(Stored entries)
********************

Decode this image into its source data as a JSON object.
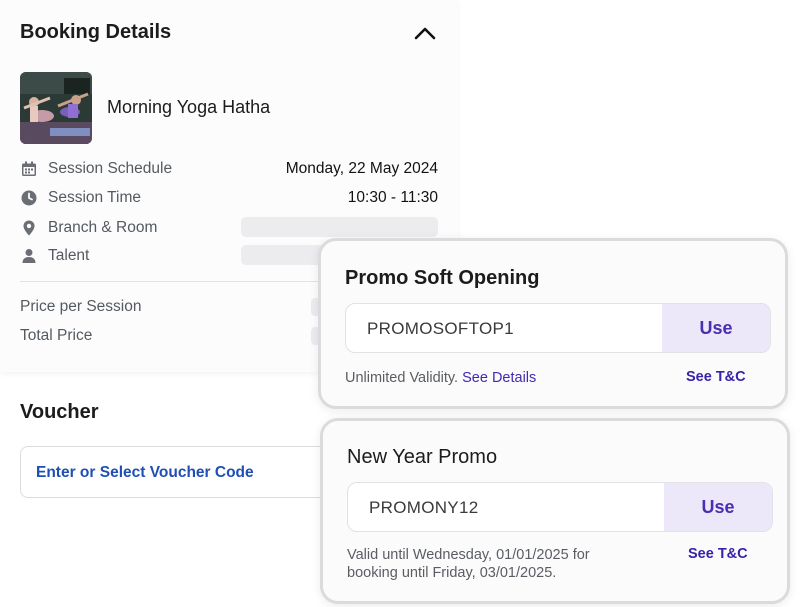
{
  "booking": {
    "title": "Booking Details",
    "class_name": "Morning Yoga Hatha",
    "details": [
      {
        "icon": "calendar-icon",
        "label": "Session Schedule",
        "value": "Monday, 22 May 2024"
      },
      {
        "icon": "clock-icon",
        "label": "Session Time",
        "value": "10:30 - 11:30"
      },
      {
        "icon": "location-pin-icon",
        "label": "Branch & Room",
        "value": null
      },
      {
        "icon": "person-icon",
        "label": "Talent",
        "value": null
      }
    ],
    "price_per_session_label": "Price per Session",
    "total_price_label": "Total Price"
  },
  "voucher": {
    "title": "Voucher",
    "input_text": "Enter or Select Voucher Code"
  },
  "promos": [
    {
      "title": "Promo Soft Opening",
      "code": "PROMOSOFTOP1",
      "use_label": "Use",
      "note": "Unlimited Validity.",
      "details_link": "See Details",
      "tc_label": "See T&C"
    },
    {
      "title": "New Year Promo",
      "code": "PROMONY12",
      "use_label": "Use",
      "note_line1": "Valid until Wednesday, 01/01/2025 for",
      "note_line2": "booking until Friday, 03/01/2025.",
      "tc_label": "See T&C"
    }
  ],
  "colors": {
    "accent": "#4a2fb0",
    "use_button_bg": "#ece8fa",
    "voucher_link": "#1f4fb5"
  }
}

********************

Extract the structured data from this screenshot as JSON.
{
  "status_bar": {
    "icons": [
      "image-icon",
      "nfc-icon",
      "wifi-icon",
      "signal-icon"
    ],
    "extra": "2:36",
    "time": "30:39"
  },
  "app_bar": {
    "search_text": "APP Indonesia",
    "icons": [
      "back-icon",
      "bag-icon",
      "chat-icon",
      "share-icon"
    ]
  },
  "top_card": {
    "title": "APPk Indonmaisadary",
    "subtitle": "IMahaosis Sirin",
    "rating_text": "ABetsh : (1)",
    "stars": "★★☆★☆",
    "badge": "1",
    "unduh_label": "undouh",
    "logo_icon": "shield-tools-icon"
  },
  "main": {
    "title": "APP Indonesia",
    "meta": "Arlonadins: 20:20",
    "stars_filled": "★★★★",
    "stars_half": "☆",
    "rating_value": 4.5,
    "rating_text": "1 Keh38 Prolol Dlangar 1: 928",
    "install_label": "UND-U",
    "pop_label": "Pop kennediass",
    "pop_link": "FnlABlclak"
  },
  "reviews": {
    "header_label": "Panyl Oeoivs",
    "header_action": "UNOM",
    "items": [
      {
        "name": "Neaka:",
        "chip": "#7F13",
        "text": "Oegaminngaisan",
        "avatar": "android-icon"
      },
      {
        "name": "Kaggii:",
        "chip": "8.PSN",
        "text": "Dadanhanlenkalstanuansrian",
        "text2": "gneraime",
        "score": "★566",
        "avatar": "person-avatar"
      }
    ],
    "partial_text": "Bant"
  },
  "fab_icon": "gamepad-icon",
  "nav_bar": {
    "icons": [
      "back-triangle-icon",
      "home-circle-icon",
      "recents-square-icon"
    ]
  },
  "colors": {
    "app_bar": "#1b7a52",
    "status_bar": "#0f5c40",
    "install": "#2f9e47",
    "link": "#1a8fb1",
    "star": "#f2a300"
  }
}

********************

Given exercise: Look through the records and gather every line containing "data".

The solution:
Decode this image into its source data as a JSON object.
Extract the structured data from this screenshot as JSON.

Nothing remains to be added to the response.